Of course, one doesn’t need to be an economist to see the catastrophic potential of these policies. However, in this climate of widespread terror, all criticism over systemic and irreversible damage is shut down, as the focus is instead fixed on short-term “solutions” and on whatever measure promises to deliver even the slightest relief instantly, no matter the cost and the consequences down the line.
For governments, the crisis also provided an avenue to exercise extraordinary powers, the likes of which we haven’t seen since WWII. We could debate for days the wisdom, the net benefits and the scientific merit behind the extreme measures that were passed in most of Europe and the rest of the world to combat the virus. We could compare and contrast the available research, the projected efficacy of the various shutdowns, from schools to small shops, and the various expert opinions and papers on the matter. Of course, in order to do that, we’d have to dig up these facts and figures ourselves, as in most cases, they were never provided to the public in their fullness before the new rules went into effect, as a justification of the governments’ actions.
However, what cannot be disputed is the swiftness and the scale of the measures and the degree of muscle flexing that governments displayed. Especially in Europe, entire nations were forced to a standstill within days, business were closed by executive decree and under pain of imprisonment, while civilians were ordered to isolate themselves in their own homes. In Spain, police drones are flying over empty streets to ensure compliance to the new rules. In France, citizens cannot leave their homes without a special form they must fill out stating their reason for going out. In Greece, a country with a total of 5 deaths since the onset of the disease, there have been 143 arrests for non-compliance with the new rules within 5 days of their enforcement.

####

**TASKS TO COMPLETE**.
(1) Reproduce the portion of the passage on government crisis measures that opens with the words containing "For governments, the" and closes with "the governments’ actions.".
(2) Take the passage on government crisis measures further, picking up after its final sentence.
The data has no connection to the passage on government crisis measures.

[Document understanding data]
####

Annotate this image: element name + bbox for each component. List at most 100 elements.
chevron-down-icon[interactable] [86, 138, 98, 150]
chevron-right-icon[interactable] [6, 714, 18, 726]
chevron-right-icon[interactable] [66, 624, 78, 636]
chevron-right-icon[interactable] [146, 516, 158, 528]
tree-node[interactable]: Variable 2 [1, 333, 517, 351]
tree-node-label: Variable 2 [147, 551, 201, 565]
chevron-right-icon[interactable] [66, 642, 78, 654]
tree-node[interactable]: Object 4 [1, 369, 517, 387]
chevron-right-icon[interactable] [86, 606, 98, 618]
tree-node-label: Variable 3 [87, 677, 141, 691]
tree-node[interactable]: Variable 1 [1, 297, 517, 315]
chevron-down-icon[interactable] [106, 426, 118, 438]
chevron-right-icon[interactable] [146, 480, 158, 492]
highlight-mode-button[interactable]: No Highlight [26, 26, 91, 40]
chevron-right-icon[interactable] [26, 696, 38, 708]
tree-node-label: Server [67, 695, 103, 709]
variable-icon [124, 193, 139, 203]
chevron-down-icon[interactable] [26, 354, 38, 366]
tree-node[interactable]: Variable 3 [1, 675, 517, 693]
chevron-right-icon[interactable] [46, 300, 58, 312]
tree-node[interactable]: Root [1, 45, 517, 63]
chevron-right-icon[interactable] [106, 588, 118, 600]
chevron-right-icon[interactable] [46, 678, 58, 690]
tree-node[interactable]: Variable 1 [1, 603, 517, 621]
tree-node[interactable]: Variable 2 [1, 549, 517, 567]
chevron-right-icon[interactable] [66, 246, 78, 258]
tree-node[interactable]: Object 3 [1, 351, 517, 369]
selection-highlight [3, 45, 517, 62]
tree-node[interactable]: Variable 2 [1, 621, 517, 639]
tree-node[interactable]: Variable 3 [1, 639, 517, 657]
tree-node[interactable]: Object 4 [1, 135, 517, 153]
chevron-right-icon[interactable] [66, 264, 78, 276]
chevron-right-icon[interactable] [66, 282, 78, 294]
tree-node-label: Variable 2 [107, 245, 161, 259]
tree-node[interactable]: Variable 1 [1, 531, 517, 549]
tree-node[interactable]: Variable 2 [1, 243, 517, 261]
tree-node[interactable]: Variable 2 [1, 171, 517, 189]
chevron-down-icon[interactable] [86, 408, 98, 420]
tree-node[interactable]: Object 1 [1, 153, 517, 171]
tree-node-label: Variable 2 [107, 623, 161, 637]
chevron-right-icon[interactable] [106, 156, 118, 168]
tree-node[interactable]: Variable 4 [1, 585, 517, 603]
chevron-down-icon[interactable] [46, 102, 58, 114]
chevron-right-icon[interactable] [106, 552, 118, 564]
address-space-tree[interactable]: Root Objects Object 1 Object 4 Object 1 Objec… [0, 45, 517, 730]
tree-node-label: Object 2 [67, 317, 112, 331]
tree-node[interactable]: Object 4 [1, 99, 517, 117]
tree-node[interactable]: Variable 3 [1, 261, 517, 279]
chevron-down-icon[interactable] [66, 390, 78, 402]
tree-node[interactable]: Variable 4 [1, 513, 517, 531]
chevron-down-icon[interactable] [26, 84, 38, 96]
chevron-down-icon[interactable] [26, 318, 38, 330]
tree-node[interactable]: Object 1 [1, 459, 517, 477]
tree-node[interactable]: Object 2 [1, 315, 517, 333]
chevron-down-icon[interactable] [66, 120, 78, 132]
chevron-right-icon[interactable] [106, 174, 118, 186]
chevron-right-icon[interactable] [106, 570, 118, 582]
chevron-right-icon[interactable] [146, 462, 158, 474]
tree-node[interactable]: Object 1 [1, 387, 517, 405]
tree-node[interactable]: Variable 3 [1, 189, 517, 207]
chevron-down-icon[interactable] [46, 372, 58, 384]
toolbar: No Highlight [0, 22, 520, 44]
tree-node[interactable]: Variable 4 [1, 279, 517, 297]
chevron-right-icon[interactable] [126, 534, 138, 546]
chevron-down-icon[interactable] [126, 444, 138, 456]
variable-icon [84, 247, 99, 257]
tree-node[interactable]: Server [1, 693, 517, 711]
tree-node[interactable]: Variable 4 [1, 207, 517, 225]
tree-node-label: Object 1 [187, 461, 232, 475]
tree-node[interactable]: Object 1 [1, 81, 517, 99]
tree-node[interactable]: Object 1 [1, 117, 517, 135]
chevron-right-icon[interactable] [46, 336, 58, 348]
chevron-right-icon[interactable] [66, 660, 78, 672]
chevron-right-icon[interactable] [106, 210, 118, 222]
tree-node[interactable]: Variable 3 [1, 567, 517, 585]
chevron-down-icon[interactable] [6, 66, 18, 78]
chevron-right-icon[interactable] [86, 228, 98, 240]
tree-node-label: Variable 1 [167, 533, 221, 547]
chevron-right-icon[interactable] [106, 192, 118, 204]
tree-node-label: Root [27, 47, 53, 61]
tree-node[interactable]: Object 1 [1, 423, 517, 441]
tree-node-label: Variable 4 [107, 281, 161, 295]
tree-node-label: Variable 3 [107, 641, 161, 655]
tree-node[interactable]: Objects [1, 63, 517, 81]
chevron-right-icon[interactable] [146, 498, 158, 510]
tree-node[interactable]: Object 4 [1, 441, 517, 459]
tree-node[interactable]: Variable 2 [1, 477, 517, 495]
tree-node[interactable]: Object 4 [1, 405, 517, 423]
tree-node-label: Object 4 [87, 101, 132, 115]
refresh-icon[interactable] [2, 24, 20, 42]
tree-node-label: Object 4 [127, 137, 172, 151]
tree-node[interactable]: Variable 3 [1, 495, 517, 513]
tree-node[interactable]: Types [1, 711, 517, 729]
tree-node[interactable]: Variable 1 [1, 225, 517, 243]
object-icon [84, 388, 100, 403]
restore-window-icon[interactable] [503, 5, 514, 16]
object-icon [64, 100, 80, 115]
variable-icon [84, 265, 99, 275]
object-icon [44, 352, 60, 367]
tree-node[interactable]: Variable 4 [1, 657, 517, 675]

####

**ANSWERS BY ITEM**.
(1)
For governments, the crisis also provided an avenue to exercise extraordinary powers, the likes of which we haven’t seen since WWII. We could debate for days the wisdom, the net benefits and the scientific merit behind the extreme measures that were passed in most of Europe and the rest of the world to combat the virus. We could compare and contrast the available research, the projected efficacy of the various shutdowns, from schools to small shops, and the various expert opinions and papers on the matter. Of course, in order to do that, we’d have to dig up these facts and figures ourselves, as in most cases, they were never provided to the public in their fullness before the new rules went into effect, as a justification of the governments’ actions.

(2)
Whether one agrees that these steps are needed to protect public health or believes them to be overreactions is entirely beside the point. The fact remains that such restrictions on free movement and the suspension of basic rights are unheard of during peacetime and the ease and speed with which they came to pass should at least make us stop and think.
None of this is meant to be construed as an offhand dismissal of the risks of the disease. It is not an encouragement to behave irresponsibly and to act against common sense, nor do I think that any number of deaths, no matter how low, is ever to be considered as “insignificant”. However, I do feel that the health risks resulting from this virus, considerable as they may be, are of a temporary nature. By contrast, the risks resulting from the governments’ reaction to it are likely to last much longer and take a much higher toll down the line, and not just from the vulnerable groups, but from all of us.
It therefore worth pondering, if there really is such a thing as a delicate balance to be struck between liberty and security. History has taught us that “emergency” powers and “temporary” measures tend to stick around long after the crisis that gave birth to them has passed. We saw this with the PATRIOT Act, we saw it with the extraordinary monetary policies that central banks maintained for a decade after the 2008 crash. History has also taught us that trading liberty for safety is always a losing deal, and as Benjamin Franklin once observed, those who do, deserve neither.